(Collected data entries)
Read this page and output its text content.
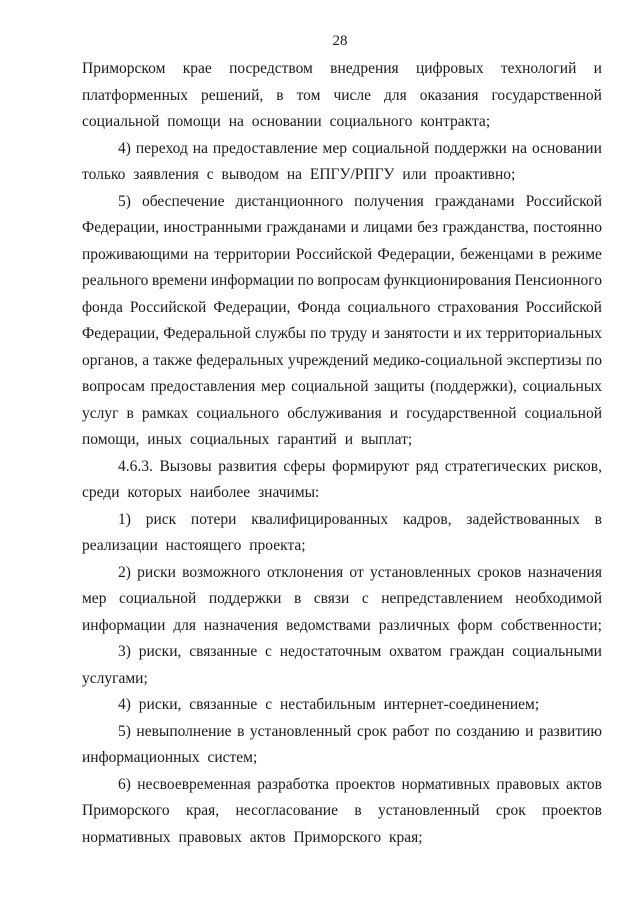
28
Приморском крае посредством внедрения цифровых технологий и
платформенных решений, в том числе для оказания государственной
социальной помощи на основании социального контракта;
4) переход на предоставление мер социальной поддержки на основании
только заявления с выводом на ЕПГУ/РПГУ или проактивно;
5) обеспечение дистанционного получения гражданами Российской
Федерации, иностранными гражданами и лицами без гражданства, постоянно
проживающими на территории Российской Федерации, беженцами в режиме
реального времени информации по вопросам функционирования Пенсионного
фонда Российской Федерации, Фонда социального страхования Российской
Федерации, Федеральной службы по труду и занятости и их территориальных
органов, а также федеральных учреждений медико-социальной экспертизы по
вопросам предоставления мер социальной защиты (поддержки), социальных
услуг в рамках социального обслуживания и государственной социальной
помощи, иных социальных гарантий и выплат;
4.6.3. Вызовы развития сферы формируют ряд стратегических рисков,
среди которых наиболее значимы:
1) риск потери квалифицированных кадров, задействованных в
реализации настоящего проекта;
2) риски возможного отклонения от установленных сроков назначения
мер социальной поддержки в связи с непредставлением необходимой
информации для назначения ведомствами различных форм собственности;
3) риски, связанные с недостаточным охватом граждан социальными
услугами;
4) риски, связанные с нестабильным интернет-соединением;
5) невыполнение в установленный срок работ по созданию и развитию
информационных систем;
6) несвоевременная разработка проектов нормативных правовых актов
Приморского края, несогласование в установленный срок проектов
нормативных правовых актов Приморского края;
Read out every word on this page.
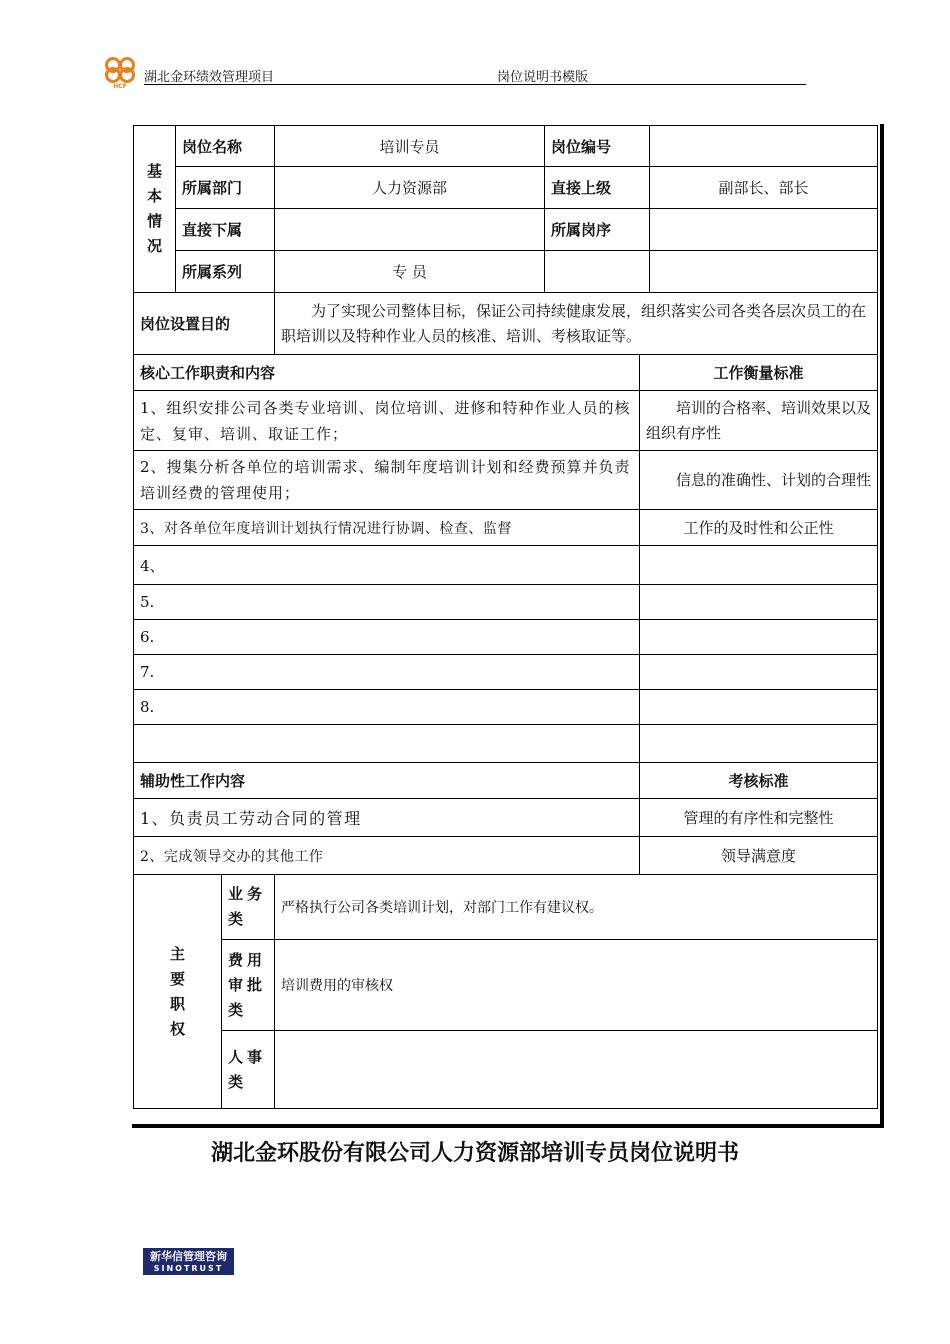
HCF
湖北金环绩效管理项目	岗位说明书模版
基
本
情
况	岗位名称		培训专员	岗位编号		
	所属部门		人力资源部	直接上级		副部长、部长
	直接下属			所属岗序		
	所属系列		专 员			
岗位设置目的			为了实现公司整体目标，保证公司持续健康发展，组织落实公司各类各层次员工的在职培训以及特种作业人员的核准、培训、考核取证等。			
核心工作职责和内容					工作衡量标准	
1、组织安排公司各类专业培训、岗位培训、进修和特种作业人员的核定、复审、培训、取证工作；					培训的合格率、培训效果以及组织有序性	
2、搜集分析各单位的培训需求、编制年度培训计划和经费预算并负责培训经费的管理使用；					信息的准确性、计划的合理性	
3、对各单位年度培训计划执行情况进行协调、检查、监督					工作的及时性和公正性	
4、						
5.						
6.						
7.						
8.						

辅助性工作内容					考核标准	
1、负责员工劳动合同的管理					管理的有序性和完整性	
2、完成领导交办的其他工作					领导满意度	
主
要
职
权		业务类	严格执行公司各类培训计划，对部门工作有建议权。			
		费用审批类	培训费用的审核权			
		人事类				
湖北金环股份有限公司人力资源部培训专员岗位说明书
新华信管理咨询
SINOTRUST
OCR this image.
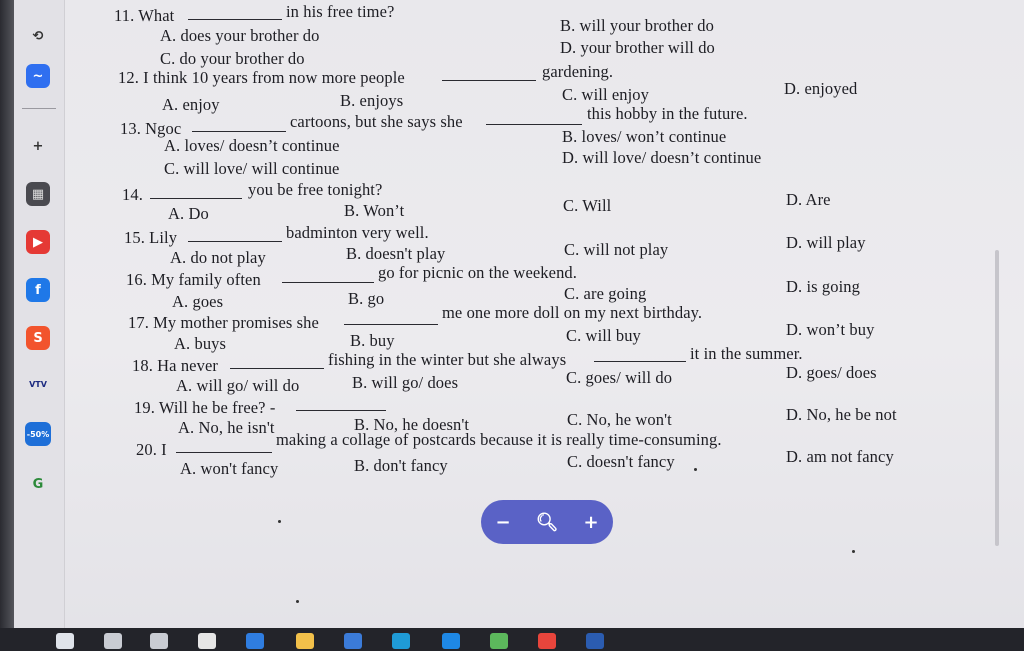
⟲
~
+
▦
▶
f
S
VTV
-50%
G
11. What	in his free time?
A. does your brother do
B. will your brother do
C. do your brother do
D. your brother will do
12. I think 10 years from now more people	gardening.
A. enjoy	B. enjoys	C. will enjoy	D. enjoyed
13. Ngoc	cartoons, but she says she	this hobby in the future.
A. loves/ doesn’t continue	B. loves/ won’t continue
C. will love/ will continue
D. will love/ doesn’t continue
14.	you be free tonight?
A. Do	B. Won’t	C. Will	D. Are
15. Lily	badminton very well.
A. do not play	B. doesn't play	C. will not play	D. will play
16. My family often	go for picnic on the weekend.
A. goes	B. go	C. are going	D. is going
17. My mother promises she
me one more doll on my next birthday.
A. buys	B. buy	C. will buy	D. won’t buy
18. Ha never	fishing in the winter but she always	it in the summer.
A. will go/ will do	B. will go/ does	C. goes/ will do	D. goes/ does
19. Will he be free? -
A. No, he isn't	B. No, he doesn't	C. No, he won't	D. No, he be not
20. I
making a collage of postcards because it is really time-consuming.
A. won't fancy	B. don't fancy	C. doesn't fancy	D. am not fancy
−	🔍︎	+
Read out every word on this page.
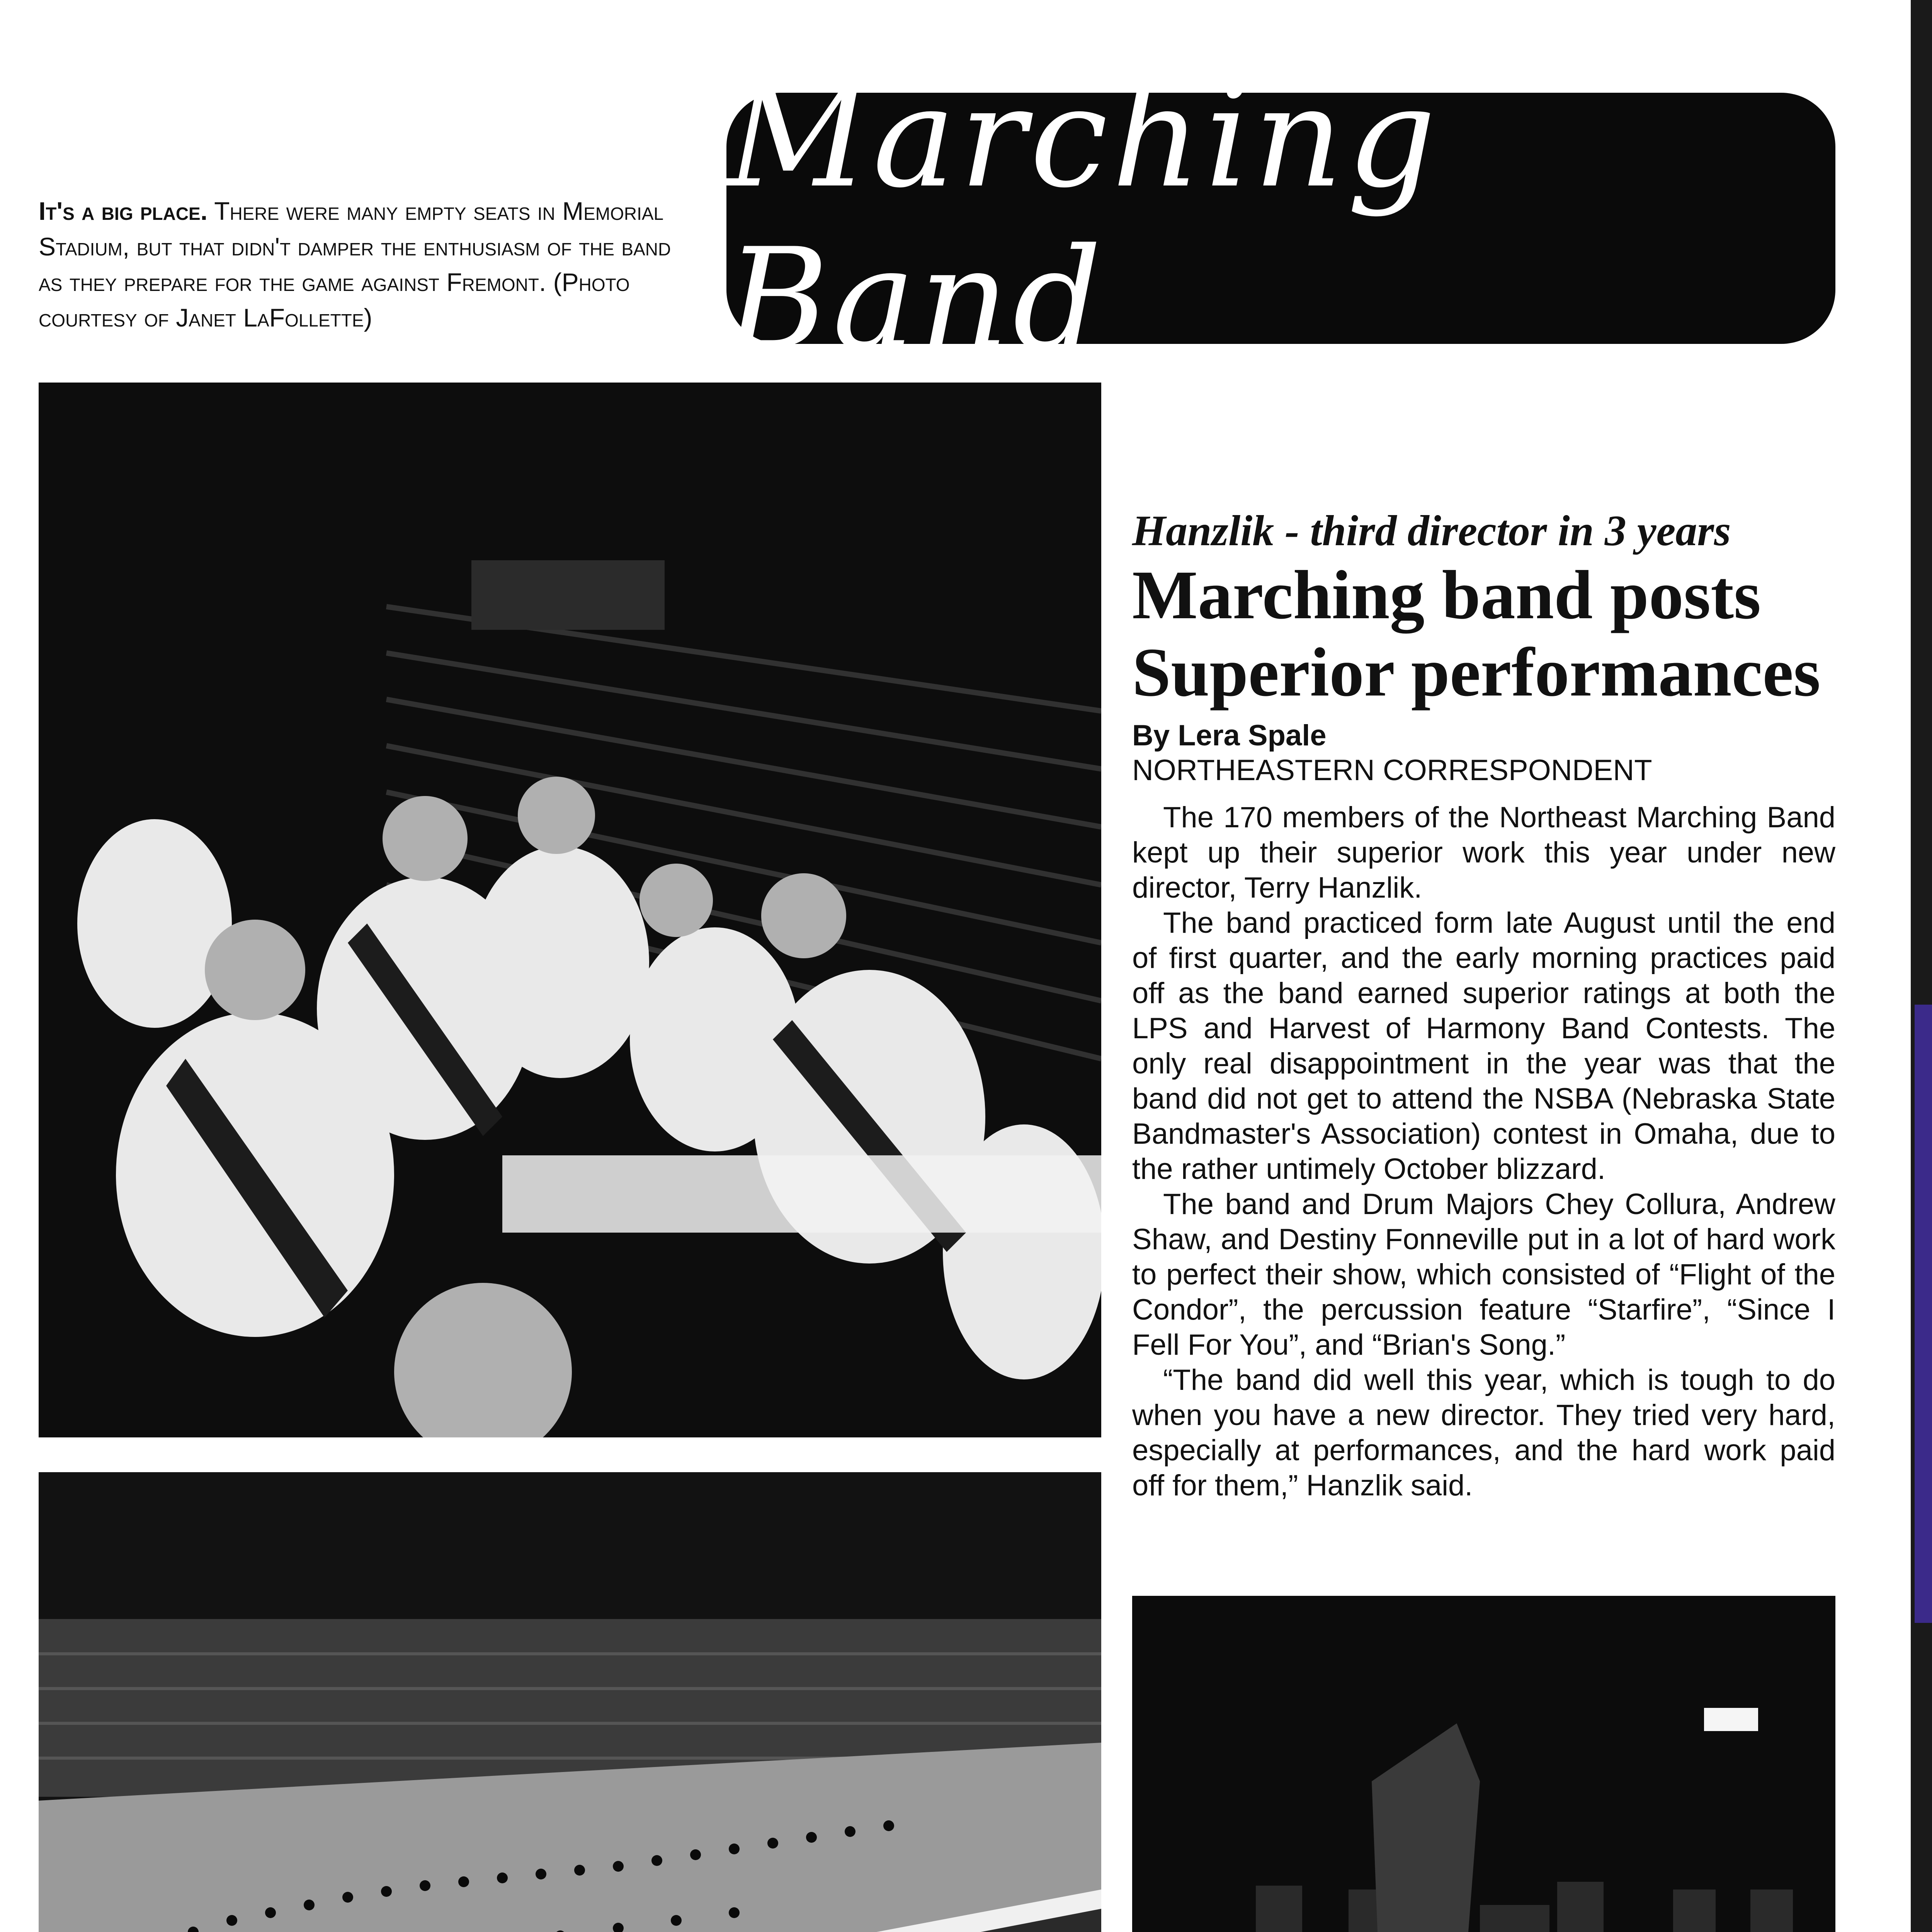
Marching Band
It's a big place. There were many empty seats in Memorial Stadium, but that didn't damper the enthusiasm of the band as they prepare for the game against Fremont. (Photo courtesy of Janet LaFollette)
Hanzlik - third director in 3 years
Marching band posts Superior performances
By Lera Spale
NORTHEASTERN CORRESPONDENT

The 170 members of the Northeast Marching Band kept up their superior work this year under new director, Terry Hanzlik.

The band practiced form late August until the end of first quarter, and the early morning practices paid off as the band earned superior ratings at both the LPS and Harvest of Harmony Band Contests. The only real disappointment in the year was that the band did not get to attend the NSBA (Nebraska State Bandmaster's Association) contest in Omaha, due to the rather untimely October blizzard.

The band and Drum Majors Chey Collura, Andrew Shaw, and Destiny Fonneville put in a lot of hard work to perfect their show, which consisted of “Flight of the Condor”, the percussion feature “Starfire”, “Since I Fell For You”, and “Brian's Song.”

“The band did well this year, which is tough to do when you have a new director. They tried very hard, especially at performances, and the hard work paid off for them,” Hanzlik said.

> [WHAT IS EXPECTED] Reproduce each record from above exactly; pictures do not belong in the copy.

> [COMPLETED EXERCISE]
Read this page and output its text content.
28
Приморском крае посредством внедрения цифровых технологий и
платформенных решений, в том числе для оказания государственной
социальной помощи на основании социального контракта;
4) переход на предоставление мер социальной поддержки на основании
только заявления с выводом на ЕПГУ/РПГУ или проактивно;
5) обеспечение дистанционного получения гражданами Российской
Федерации, иностранными гражданами и лицами без гражданства, постоянно
проживающими на территории Российской Федерации, беженцами в режиме
реального времени информации по вопросам функционирования Пенсионного
фонда Российской Федерации, Фонда социального страхования Российской
Федерации, Федеральной службы по труду и занятости и их территориальных
органов, а также федеральных учреждений медико-социальной экспертизы по
вопросам предоставления мер социальной защиты (поддержки), социальных
услуг в рамках социального обслуживания и государственной социальной
помощи, иных социальных гарантий и выплат;
4.6.3. Вызовы развития сферы формируют ряд стратегических рисков,
среди которых наиболее значимы:
1) риск потери квалифицированных кадров, задействованных в
реализации настоящего проекта;
2) риски возможного отклонения от установленных сроков назначения
мер социальной поддержки в связи с непредставлением необходимой
информации для назначения ведомствами различных форм собственности;
3) риски, связанные с недостаточным охватом граждан социальными
услугами;
4) риски, связанные с нестабильным интернет-соединением;
5) невыполнение в установленный срок работ по созданию и развитию
информационных систем;
6) несвоевременная разработка проектов нормативных правовых актов
Приморского края, несогласование в установленный срок проектов
нормативных правовых актов Приморского края;
Read out every word on this page.
HCF
湖北金环绩效管理项目	岗位说明书模版
基
本
情
况	岗位名称		培训专员	岗位编号		
	所属部门		人力资源部	直接上级		副部长、部长
	直接下属			所属岗序		
	所属系列		专 员			
岗位设置目的			为了实现公司整体目标，保证公司持续健康发展，组织落实公司各类各层次员工的在职培训以及特种作业人员的核准、培训、考核取证等。			
核心工作职责和内容					工作衡量标准	
1、组织安排公司各类专业培训、岗位培训、进修和特种作业人员的核定、复审、培训、取证工作；					培训的合格率、培训效果以及组织有序性	
2、搜集分析各单位的培训需求、编制年度培训计划和经费预算并负责培训经费的管理使用；					信息的准确性、计划的合理性	
3、对各单位年度培训计划执行情况进行协调、检查、监督					工作的及时性和公正性	
4、						
5.						
6.						
7.						
8.						

辅助性工作内容					考核标准	
1、负责员工劳动合同的管理					管理的有序性和完整性	
2、完成领导交办的其他工作					领导满意度	
主
要
职
权		业务类	严格执行公司各类培训计划，对部门工作有建议权。			
		费用审批类	培训费用的审核权			
		人事类				
湖北金环股份有限公司人力资源部培训专员岗位说明书
新华信管理咨询
SINOTRUST
OCR this image.
⟲
~
+
▦
▶
f
S
VTV
-50%
G
11. What	in his free time?
A. does your brother do
B. will your brother do
C. do your brother do
D. your brother will do
12. I think 10 years from now more people	gardening.
A. enjoy	B. enjoys	C. will enjoy	D. enjoyed
13. Ngoc	cartoons, but she says she	this hobby in the future.
A. loves/ doesn’t continue	B. loves/ won’t continue
C. will love/ will continue
D. will love/ doesn’t continue
14.	you be free tonight?
A. Do	B. Won’t	C. Will	D. Are
15. Lily	badminton very well.
A. do not play	B. doesn't play	C. will not play	D. will play
16. My family often	go for picnic on the weekend.
A. goes	B. go	C. are going	D. is going
17. My mother promises she
me one more doll on my next birthday.
A. buys	B. buy	C. will buy	D. won’t buy
18. Ha never	fishing in the winter but she always	it in the summer.
A. will go/ will do	B. will go/ does	C. goes/ will do	D. goes/ does
19. Will he be free? -
A. No, he isn't	B. No, he doesn't	C. No, he won't	D. No, he be not
20. I
making a collage of postcards because it is really time-consuming.
A. won't fancy	B. don't fancy	C. doesn't fancy	D. am not fancy
−	🔍︎	+
Read out every word on this page.
Marching Band
It's a big place. There were many empty seats in Memorial Stadium, but that didn't damper the enthusiasm of the band as they prepare for the game against Fremont. (Photo courtesy of Janet LaFollette)
Hanzlik - third director in 3 years
Marching band posts Superior performances
By Lera Spale
NORTHEASTERN CORRESPONDENT

The 170 members of the Northeast Marching Band kept up their superior work this year under new director, Terry Hanzlik.

The band practiced form late August until the end of first quarter, and the early morning practices paid off as the band earned superior ratings at both the LPS and Harvest of Harmony Band Contests. The only real disappointment in the year was that the band did not get to attend the NSBA (Nebraska State Bandmaster's Association) contest in Omaha, due to the rather untimely October blizzard.

The band and Drum Majors Chey Collura, Andrew Shaw, and Destiny Fonneville put in a lot of hard work to perfect their show, which consisted of “Flight of the Condor”, the percussion feature “Starfire”, “Since I Fell For You”, and “Brian's Song.”

“The band did well this year, which is tough to do when you have a new director. They tried very hard, especially at performances, and the hard work paid off for them,” Hanzlik said.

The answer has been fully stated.